### Supplied data

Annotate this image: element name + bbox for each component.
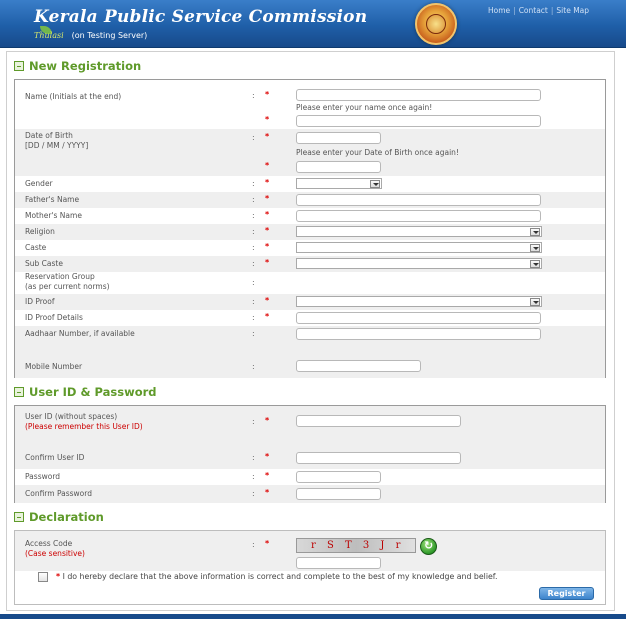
idproof-select[interactable] xyxy=(296,296,542,307)
mother-row: Mother's Name : * xyxy=(15,208,605,224)
aadhaar-row: Aadhaar Number, if available : xyxy=(15,326,605,356)
password-label: Password xyxy=(25,472,61,481)
religion-row: Religion : * xyxy=(15,224,605,240)
aadhaar-label: Aadhaar Number, if available xyxy=(25,329,135,338)
chevron-down-icon xyxy=(530,244,540,252)
caste-row: Caste : * xyxy=(15,240,605,256)
chevron-down-icon xyxy=(370,180,380,188)
mobile-input[interactable] xyxy=(296,360,421,372)
section-collapse-icon xyxy=(14,61,24,71)
religion-select[interactable] xyxy=(296,226,542,237)
contact-link[interactable]: Contact xyxy=(519,6,548,15)
confirm-password-label: Confirm Password xyxy=(25,489,92,498)
confirm-userid-input[interactable] xyxy=(296,452,461,464)
father-label: Father's Name xyxy=(25,195,80,204)
mobile-row: Mobile Number : xyxy=(15,356,605,378)
subcaste-label: Sub Caste xyxy=(25,259,63,268)
access-code-label: Access Code (Case sensitive) xyxy=(25,539,85,558)
chevron-down-icon xyxy=(530,260,540,268)
access-code-row: Access Code (Case sensitive) : * r S T 3 … xyxy=(15,531,605,571)
section-collapse-icon xyxy=(14,512,24,522)
brand-name: Thulasi xyxy=(34,31,64,40)
dob-label: Date of Birth [DD / MM / YYYY] xyxy=(25,131,89,150)
emblem-inner xyxy=(426,14,446,34)
site-title: Kerala Public Service Commission xyxy=(34,7,368,27)
name-row: Name (Initials at the end) : * Please en… xyxy=(15,80,605,128)
dob-row: Date of Birth [DD / MM / YYYY] : * Please… xyxy=(15,129,605,176)
idproof-row: ID Proof : * xyxy=(15,294,605,310)
registration-box: Name (Initials at the end) : * Please en… xyxy=(14,79,606,378)
declaration-box: Access Code (Case sensitive) : * r S T 3 … xyxy=(14,530,606,605)
top-links: Home | Contact | Site Map xyxy=(488,6,590,15)
declaration-text: * I do hereby declare that the above inf… xyxy=(56,572,498,581)
refresh-captcha-icon[interactable] xyxy=(420,538,437,555)
kpsc-emblem-icon xyxy=(415,3,457,45)
password-input[interactable] xyxy=(296,471,381,483)
register-button[interactable]: Register xyxy=(539,587,594,600)
section-collapse-icon xyxy=(14,387,24,397)
userid-label: User ID (without spaces) (Please remember… xyxy=(25,412,143,431)
userid-input[interactable] xyxy=(296,415,461,427)
bottom-bar xyxy=(0,614,626,619)
dob-input[interactable] xyxy=(296,132,381,144)
page-header: Kerala Public Service Commission Thulasi… xyxy=(0,0,626,48)
gender-label: Gender xyxy=(25,179,53,188)
case-sensitive-note: (Case sensitive) xyxy=(25,549,85,558)
confirm-password-input[interactable] xyxy=(296,488,381,500)
idproof-details-label: ID Proof Details xyxy=(25,313,83,322)
new-registration-heading: New Registration xyxy=(14,59,141,73)
home-link[interactable]: Home xyxy=(488,6,510,15)
name-label: Name (Initials at the end) xyxy=(25,92,122,101)
credentials-box: User ID (without spaces) (Please remember… xyxy=(14,405,606,503)
caste-label: Caste xyxy=(25,243,47,252)
confirm-password-row: Confirm Password : * xyxy=(15,485,605,503)
sitemap-link[interactable]: Site Map xyxy=(556,6,589,15)
caste-select[interactable] xyxy=(296,242,542,253)
mother-label: Mother's Name xyxy=(25,211,82,220)
userid-password-heading: User ID & Password xyxy=(14,385,157,399)
server-info: Thulasi (on Testing Server) xyxy=(34,31,147,40)
declaration-row: * I do hereby declare that the above inf… xyxy=(14,571,606,585)
idproof-label: ID Proof xyxy=(25,297,55,306)
password-row: Password : * xyxy=(15,469,605,485)
idproof-details-row: ID Proof Details : * xyxy=(15,310,605,326)
mother-name-input[interactable] xyxy=(296,210,541,222)
userid-row: User ID (without spaces) (Please remember… xyxy=(15,406,605,451)
subcaste-select[interactable] xyxy=(296,258,542,269)
aadhaar-input[interactable] xyxy=(296,328,541,340)
idproof-details-input[interactable] xyxy=(296,312,541,324)
confirm-userid-label: Confirm User ID xyxy=(25,453,85,462)
confirm-userid-row: Confirm User ID : * xyxy=(15,451,605,469)
declaration-checkbox[interactable] xyxy=(38,572,48,582)
mobile-label: Mobile Number xyxy=(25,362,83,371)
name-again-hint: Please enter your name once again! xyxy=(296,103,433,112)
server-note: (on Testing Server) xyxy=(71,31,148,40)
declaration-heading: Declaration xyxy=(14,510,104,524)
subcaste-row: Sub Caste : * xyxy=(15,256,605,272)
reservation-row: Reservation Group (as per current norms) … xyxy=(25,272,255,291)
father-name-input[interactable] xyxy=(296,194,541,206)
gender-select[interactable] xyxy=(296,178,382,189)
gender-row: Gender : * xyxy=(15,176,605,192)
name-input[interactable] xyxy=(296,89,541,101)
captcha-image: r S T 3 J r xyxy=(296,538,416,553)
chevron-down-icon xyxy=(530,298,540,306)
registration-panel: New Registration Name (Initials at the e… xyxy=(6,51,615,611)
religion-label: Religion xyxy=(25,227,55,236)
name-confirm-input[interactable] xyxy=(296,115,541,127)
chevron-down-icon xyxy=(530,228,540,236)
father-row: Father's Name : * xyxy=(15,192,605,208)
dob-confirm-input[interactable] xyxy=(296,161,381,173)
dob-again-hint: Please enter your Date of Birth once aga… xyxy=(296,148,459,157)
reservation-label: Reservation Group (as per current norms) xyxy=(25,272,110,291)
userid-note: (Please remember this User ID) xyxy=(25,422,143,431)
access-code-input[interactable] xyxy=(296,557,381,569)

######

Instructions to follow: Please give all of the data above as a numbered list, one entry per line, skipping any blank lines. Leave the pictures out of the answer.

Problem solution:
1. Annotate this image: element name + bbox for each component.
2. idproof-select[interactable] xyxy=(296,296,542,307)
3. mother-row: Mother's Name : * xyxy=(15,208,605,224)
4. aadhaar-row: Aadhaar Number, if available : xyxy=(15,326,605,356)
5. password-label: Password xyxy=(25,472,61,481)
6. religion-row: Religion : * xyxy=(15,224,605,240)
7. aadhaar-label: Aadhaar Number, if available xyxy=(25,329,135,338)
8. chevron-down-icon xyxy=(530,244,540,252)
9. caste-row: Caste : * xyxy=(15,240,605,256)
10. chevron-down-icon xyxy=(370,180,380,188)
11. mobile-input[interactable] xyxy=(296,360,421,372)
12. section-collapse-icon xyxy=(14,61,24,71)
13. religion-select[interactable] xyxy=(296,226,542,237)
14. contact-link[interactable]: Contact xyxy=(519,6,548,15)
15. confirm-password-label: Confirm Password xyxy=(25,489,92,498)
16. confirm-userid-input[interactable] xyxy=(296,452,461,464)
17. father-label: Father's Name xyxy=(25,195,80,204)
18. mobile-row: Mobile Number : xyxy=(15,356,605,378)
19. subcaste-label: Sub Caste xyxy=(25,259,63,268)
20. access-code-label: Access Code (Case sensitive) xyxy=(25,539,85,558)
21. chevron-down-icon xyxy=(530,260,540,268)
22. access-code-row: Access Code (Case sensitive) : * r S T 3 … xyxy=(15,531,605,571)
23. section-collapse-icon xyxy=(14,512,24,522)
24. brand-name: Thulasi xyxy=(34,31,64,40)
25. dob-label: Date of Birth [DD / MM / YYYY] xyxy=(25,131,89,150)
26. emblem-inner xyxy=(426,14,446,34)
27. site-title: Kerala Public Service Commission xyxy=(34,7,368,27)
28. name-row: Name (Initials at the end) : * Please en… xyxy=(15,80,605,128)
29. dob-row: Date of Birth [DD / MM / YYYY] : * Please… xyxy=(15,129,605,176)
30. idproof-row: ID Proof : * xyxy=(15,294,605,310)
31. registration-box: Name (Initials at the end) : * Please en… xyxy=(14,79,606,378)
32. declaration-box: Access Code (Case sensitive) : * r S T 3 … xyxy=(14,530,606,605)
33. top-links: Home | Contact | Site Map xyxy=(488,6,590,15)
34. declaration-text: * I do hereby declare that the above inf… xyxy=(56,572,498,581)
35. refresh-captcha-icon[interactable] xyxy=(420,538,437,555)
36. kpsc-emblem-icon xyxy=(415,3,457,45)
37. password-input[interactable] xyxy=(296,471,381,483)
38. register-button[interactable]: Register xyxy=(539,587,594,600)
39. section-collapse-icon xyxy=(14,387,24,397)
40. userid-label: User ID (without spaces) (Please remember… xyxy=(25,412,143,431)
41. userid-input[interactable] xyxy=(296,415,461,427)
42. bottom-bar xyxy=(0,614,626,619)
43. dob-input[interactable] xyxy=(296,132,381,144)
44. page-header: Kerala Public Service Commission Thulasi… xyxy=(0,0,626,48)
45. gender-label: Gender xyxy=(25,179,53,188)
46. case-sensitive-note: (Case sensitive) xyxy=(25,549,85,558)
47. confirm-password-input[interactable] xyxy=(296,488,381,500)
48. idproof-details-label: ID Proof Details xyxy=(25,313,83,322)
49. new-registration-heading: New Registration xyxy=(14,59,141,73)
50. home-link[interactable]: Home xyxy=(488,6,510,15)
51. name-label: Name (Initials at the end) xyxy=(25,92,122,101)
52. credentials-box: User ID (without spaces) (Please remember… xyxy=(14,405,606,503)
53. caste-label: Caste xyxy=(25,243,47,252)
54. confirm-password-row: Confirm Password : * xyxy=(15,485,605,503)
55. sitemap-link[interactable]: Site Map xyxy=(556,6,589,15)
56. caste-select[interactable] xyxy=(296,242,542,253)
57. mother-label: Mother's Name xyxy=(25,211,82,220)
58. userid-password-heading: User ID & Password xyxy=(14,385,157,399)
59. server-info: Thulasi (on Testing Server) xyxy=(34,31,147,40)
60. declaration-row: * I do hereby declare that the above inf… xyxy=(14,571,606,585)
61. idproof-label: ID Proof xyxy=(25,297,55,306)
62. password-row: Password : * xyxy=(15,469,605,485)
63. idproof-details-row: ID Proof Details : * xyxy=(15,310,605,326)
64. mother-name-input[interactable] xyxy=(296,210,541,222)
65. userid-row: User ID (without spaces) (Please remember… xyxy=(15,406,605,451)
66. subcaste-select[interactable] xyxy=(296,258,542,269)
67. aadhaar-input[interactable] xyxy=(296,328,541,340)
68. idproof-details-input[interactable] xyxy=(296,312,541,324)
69. confirm-userid-label: Confirm User ID xyxy=(25,453,85,462)
70. confirm-userid-row: Confirm User ID : * xyxy=(15,451,605,469)
71. declaration-checkbox[interactable] xyxy=(38,572,48,582)
72. mobile-label: Mobile Number xyxy=(25,362,83,371)
73. name-again-hint: Please enter your name once again! xyxy=(296,103,433,112)
74. server-note: (on Testing Server) xyxy=(71,31,148,40)
75. declaration-heading: Declaration xyxy=(14,510,104,524)
76. subcaste-row: Sub Caste : * xyxy=(15,256,605,272)
77. reservation-row: Reservation Group (as per current norms) … xyxy=(25,272,255,291)
78. father-name-input[interactable] xyxy=(296,194,541,206)
79. gender-select[interactable] xyxy=(296,178,382,189)
80. gender-row: Gender : * xyxy=(15,176,605,192)
81. name-input[interactable] xyxy=(296,89,541,101)
82. captcha-image: r S T 3 J r xyxy=(296,538,416,553)
83. chevron-down-icon xyxy=(530,298,540,306)
84. registration-panel: New Registration Name (Initials at the e… xyxy=(6,51,615,611)
85. religion-label: Religion xyxy=(25,227,55,236)
86. name-confirm-input[interactable] xyxy=(296,115,541,127)
87. chevron-down-icon xyxy=(530,228,540,236)
88. father-row: Father's Name : * xyxy=(15,192,605,208)
89. dob-confirm-input[interactable] xyxy=(296,161,381,173)
90. dob-again-hint: Please enter your Date of Birth once aga… xyxy=(296,148,459,157)
91. reservation-label: Reservation Group (as per current norms) xyxy=(25,272,110,291)
92. userid-note: (Please remember this User ID) xyxy=(25,422,143,431)
93. access-code-input[interactable] xyxy=(296,557,381,569)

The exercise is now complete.